Source data

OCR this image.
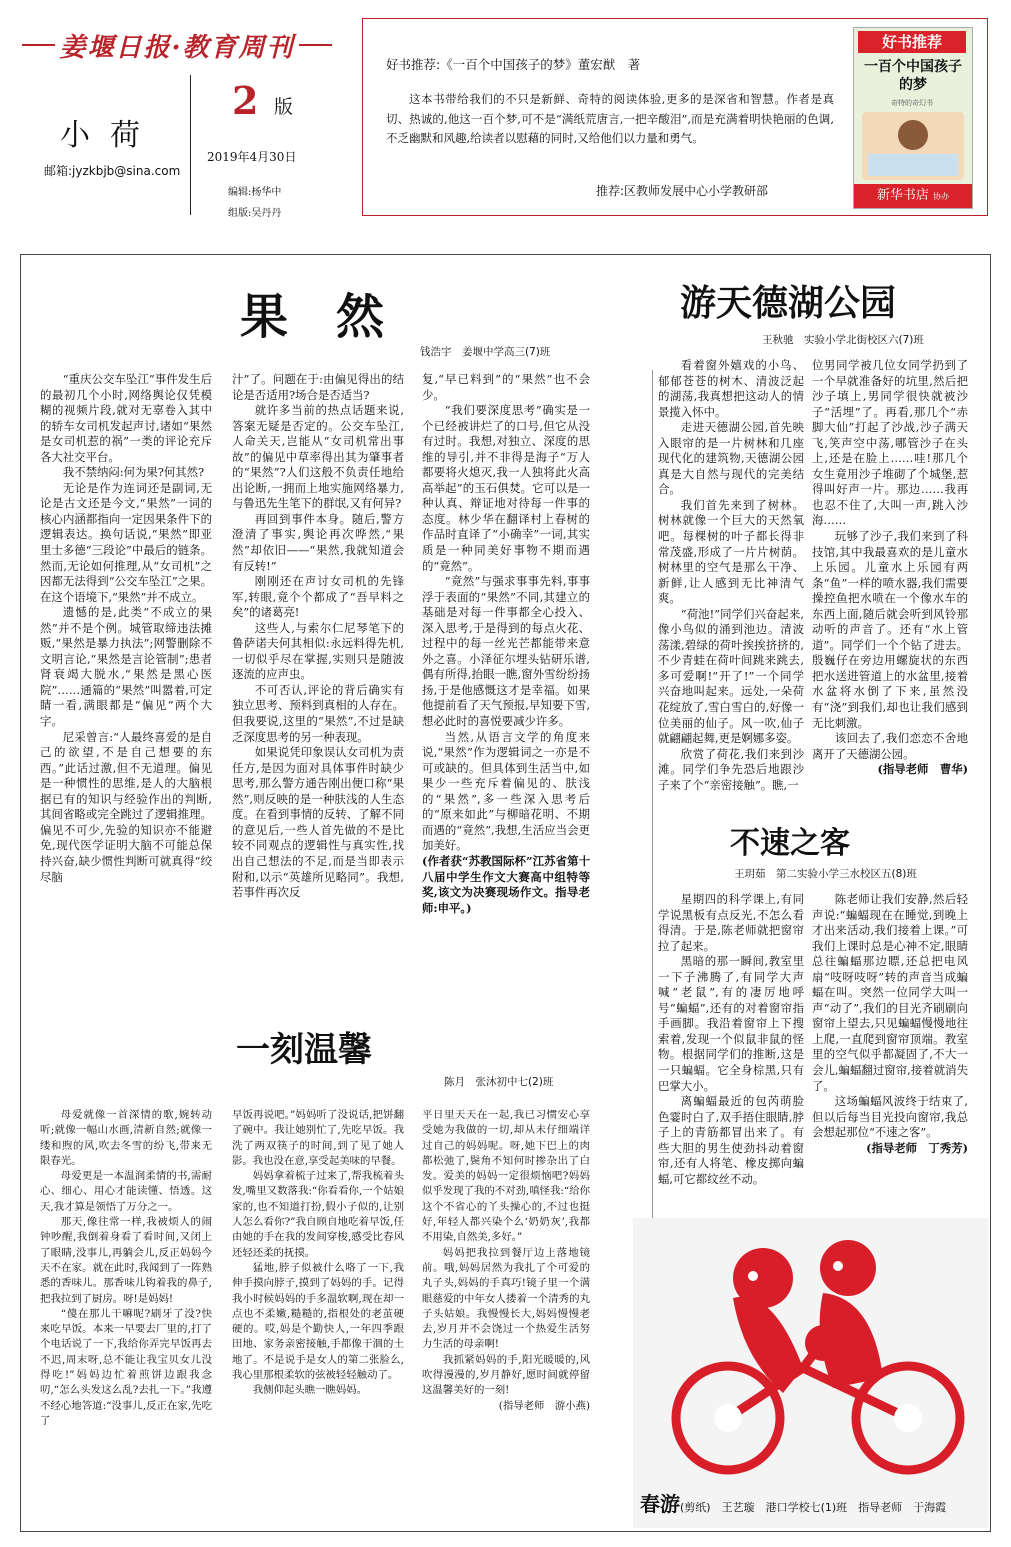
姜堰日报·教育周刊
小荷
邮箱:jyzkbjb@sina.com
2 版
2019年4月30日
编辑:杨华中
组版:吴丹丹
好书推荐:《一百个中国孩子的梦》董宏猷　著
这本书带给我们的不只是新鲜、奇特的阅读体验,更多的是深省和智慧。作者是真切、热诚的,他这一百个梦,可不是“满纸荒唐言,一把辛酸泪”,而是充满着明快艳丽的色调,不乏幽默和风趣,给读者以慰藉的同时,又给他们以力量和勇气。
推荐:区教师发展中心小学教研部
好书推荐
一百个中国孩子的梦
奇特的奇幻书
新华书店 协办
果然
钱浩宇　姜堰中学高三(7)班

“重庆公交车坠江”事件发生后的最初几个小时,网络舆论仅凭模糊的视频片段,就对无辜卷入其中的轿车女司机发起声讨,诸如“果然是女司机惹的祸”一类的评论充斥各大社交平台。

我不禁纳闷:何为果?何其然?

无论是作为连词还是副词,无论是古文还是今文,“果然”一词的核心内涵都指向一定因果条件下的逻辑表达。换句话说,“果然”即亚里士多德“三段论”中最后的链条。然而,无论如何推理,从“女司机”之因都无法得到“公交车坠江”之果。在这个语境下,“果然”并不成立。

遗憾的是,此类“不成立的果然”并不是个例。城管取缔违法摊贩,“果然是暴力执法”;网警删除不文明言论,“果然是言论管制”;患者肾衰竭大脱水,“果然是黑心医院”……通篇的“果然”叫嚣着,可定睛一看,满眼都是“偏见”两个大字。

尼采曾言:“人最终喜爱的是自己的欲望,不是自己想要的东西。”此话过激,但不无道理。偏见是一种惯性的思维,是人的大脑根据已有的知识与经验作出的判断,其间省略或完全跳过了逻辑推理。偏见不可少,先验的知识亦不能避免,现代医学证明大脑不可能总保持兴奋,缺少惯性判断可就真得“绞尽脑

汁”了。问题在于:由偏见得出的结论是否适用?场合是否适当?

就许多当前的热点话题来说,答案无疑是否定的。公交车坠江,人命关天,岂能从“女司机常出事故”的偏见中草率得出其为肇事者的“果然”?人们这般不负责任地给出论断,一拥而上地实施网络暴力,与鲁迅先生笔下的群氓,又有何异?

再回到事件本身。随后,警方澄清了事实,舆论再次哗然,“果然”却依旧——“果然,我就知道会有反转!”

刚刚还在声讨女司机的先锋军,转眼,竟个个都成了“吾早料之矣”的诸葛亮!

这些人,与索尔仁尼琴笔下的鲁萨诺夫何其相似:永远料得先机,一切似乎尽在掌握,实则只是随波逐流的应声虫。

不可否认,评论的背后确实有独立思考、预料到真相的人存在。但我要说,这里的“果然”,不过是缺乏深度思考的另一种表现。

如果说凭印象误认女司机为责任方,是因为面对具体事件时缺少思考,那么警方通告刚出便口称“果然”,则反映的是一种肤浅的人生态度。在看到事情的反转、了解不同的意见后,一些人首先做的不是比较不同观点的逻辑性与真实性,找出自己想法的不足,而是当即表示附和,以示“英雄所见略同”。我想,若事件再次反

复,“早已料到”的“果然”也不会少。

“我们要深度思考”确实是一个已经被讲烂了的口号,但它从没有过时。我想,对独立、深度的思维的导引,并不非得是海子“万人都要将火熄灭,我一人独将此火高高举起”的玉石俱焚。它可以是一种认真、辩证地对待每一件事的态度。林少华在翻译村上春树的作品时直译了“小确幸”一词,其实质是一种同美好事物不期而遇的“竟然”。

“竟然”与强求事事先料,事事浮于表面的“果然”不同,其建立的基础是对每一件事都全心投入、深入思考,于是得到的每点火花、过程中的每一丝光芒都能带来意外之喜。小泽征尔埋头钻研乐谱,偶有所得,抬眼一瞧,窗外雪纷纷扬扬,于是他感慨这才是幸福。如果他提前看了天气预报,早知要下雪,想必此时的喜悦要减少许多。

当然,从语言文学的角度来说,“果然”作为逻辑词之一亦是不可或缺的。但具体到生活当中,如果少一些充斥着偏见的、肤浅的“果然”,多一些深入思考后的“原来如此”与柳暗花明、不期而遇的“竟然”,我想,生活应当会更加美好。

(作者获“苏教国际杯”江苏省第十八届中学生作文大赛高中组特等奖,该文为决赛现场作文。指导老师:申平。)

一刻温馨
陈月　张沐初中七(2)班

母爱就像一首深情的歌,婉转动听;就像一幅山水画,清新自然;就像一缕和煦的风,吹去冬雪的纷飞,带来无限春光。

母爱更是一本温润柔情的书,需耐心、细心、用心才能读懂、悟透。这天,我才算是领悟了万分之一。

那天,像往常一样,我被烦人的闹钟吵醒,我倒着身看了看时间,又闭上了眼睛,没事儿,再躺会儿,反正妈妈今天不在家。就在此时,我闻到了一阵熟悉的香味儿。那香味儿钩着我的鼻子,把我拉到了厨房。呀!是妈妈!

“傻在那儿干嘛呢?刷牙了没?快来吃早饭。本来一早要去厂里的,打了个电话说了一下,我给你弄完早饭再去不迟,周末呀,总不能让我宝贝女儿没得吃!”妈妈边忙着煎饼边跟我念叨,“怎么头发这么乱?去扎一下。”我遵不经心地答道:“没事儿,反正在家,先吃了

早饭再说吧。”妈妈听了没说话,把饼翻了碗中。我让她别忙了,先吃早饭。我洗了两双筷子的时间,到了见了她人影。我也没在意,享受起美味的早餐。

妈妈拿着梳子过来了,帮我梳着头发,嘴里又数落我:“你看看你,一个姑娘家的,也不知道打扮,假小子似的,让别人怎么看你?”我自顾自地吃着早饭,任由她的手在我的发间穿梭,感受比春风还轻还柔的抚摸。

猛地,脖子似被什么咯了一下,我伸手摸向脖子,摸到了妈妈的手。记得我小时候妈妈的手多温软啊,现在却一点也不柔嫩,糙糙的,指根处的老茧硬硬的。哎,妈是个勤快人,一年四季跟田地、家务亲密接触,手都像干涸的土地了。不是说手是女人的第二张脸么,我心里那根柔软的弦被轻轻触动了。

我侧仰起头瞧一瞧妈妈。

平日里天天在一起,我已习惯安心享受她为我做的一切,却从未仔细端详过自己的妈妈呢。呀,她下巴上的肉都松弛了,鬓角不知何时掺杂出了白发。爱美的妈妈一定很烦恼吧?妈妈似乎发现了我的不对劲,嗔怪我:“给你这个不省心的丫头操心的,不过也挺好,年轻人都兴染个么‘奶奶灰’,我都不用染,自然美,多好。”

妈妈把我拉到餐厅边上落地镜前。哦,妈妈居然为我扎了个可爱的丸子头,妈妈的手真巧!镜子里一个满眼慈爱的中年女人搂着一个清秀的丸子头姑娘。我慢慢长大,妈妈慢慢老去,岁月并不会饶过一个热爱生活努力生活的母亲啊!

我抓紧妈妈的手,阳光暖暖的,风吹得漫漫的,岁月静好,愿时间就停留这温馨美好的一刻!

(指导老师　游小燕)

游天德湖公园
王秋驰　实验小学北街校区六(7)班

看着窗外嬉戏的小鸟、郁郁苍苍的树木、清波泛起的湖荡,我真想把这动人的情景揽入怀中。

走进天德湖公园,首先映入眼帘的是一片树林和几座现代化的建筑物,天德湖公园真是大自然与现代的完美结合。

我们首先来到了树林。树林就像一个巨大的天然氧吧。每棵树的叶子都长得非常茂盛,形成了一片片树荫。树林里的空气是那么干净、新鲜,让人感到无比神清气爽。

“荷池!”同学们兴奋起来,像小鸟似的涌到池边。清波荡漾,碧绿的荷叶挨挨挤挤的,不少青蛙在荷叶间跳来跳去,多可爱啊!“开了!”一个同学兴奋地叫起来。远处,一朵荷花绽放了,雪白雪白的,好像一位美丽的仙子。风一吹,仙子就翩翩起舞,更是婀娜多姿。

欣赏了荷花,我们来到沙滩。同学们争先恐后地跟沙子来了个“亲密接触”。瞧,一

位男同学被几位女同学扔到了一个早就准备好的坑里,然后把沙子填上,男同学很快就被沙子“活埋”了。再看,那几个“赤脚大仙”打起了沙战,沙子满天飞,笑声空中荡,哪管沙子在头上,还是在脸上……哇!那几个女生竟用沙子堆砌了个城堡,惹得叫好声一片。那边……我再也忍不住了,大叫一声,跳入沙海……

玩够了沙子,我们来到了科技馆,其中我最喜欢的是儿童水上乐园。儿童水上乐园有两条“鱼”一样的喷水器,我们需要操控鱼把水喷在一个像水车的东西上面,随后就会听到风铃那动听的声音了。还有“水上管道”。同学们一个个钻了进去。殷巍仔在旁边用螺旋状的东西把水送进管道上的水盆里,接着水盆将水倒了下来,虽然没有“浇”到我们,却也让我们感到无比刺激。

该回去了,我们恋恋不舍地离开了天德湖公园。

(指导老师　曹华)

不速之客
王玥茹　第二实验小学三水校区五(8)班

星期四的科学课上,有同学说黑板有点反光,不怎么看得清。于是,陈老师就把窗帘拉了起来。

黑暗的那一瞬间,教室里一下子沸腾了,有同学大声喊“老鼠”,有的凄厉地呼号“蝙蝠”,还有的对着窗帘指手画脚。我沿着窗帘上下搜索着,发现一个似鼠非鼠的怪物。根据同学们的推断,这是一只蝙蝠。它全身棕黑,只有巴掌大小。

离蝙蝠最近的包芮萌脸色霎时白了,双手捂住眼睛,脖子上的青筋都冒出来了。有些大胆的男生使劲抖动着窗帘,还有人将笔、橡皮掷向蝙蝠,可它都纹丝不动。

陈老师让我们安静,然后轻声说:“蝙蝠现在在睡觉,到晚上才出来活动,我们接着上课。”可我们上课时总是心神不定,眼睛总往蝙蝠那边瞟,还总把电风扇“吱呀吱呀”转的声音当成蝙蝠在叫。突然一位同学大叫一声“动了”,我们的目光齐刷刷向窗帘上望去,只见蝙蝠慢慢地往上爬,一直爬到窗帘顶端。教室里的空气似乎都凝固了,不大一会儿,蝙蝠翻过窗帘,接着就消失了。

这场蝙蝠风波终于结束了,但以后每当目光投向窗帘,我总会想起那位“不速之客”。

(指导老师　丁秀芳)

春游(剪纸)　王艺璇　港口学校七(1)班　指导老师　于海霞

### WORK TO BE COMPLETED
Which lines contain "不速之客"? Copy each of them out.

### TASK OUTPUT
不速之客
这场蝙蝠风波终于结束了,但以后每当目光投向窗帘,我总会想起那位“不速之客”。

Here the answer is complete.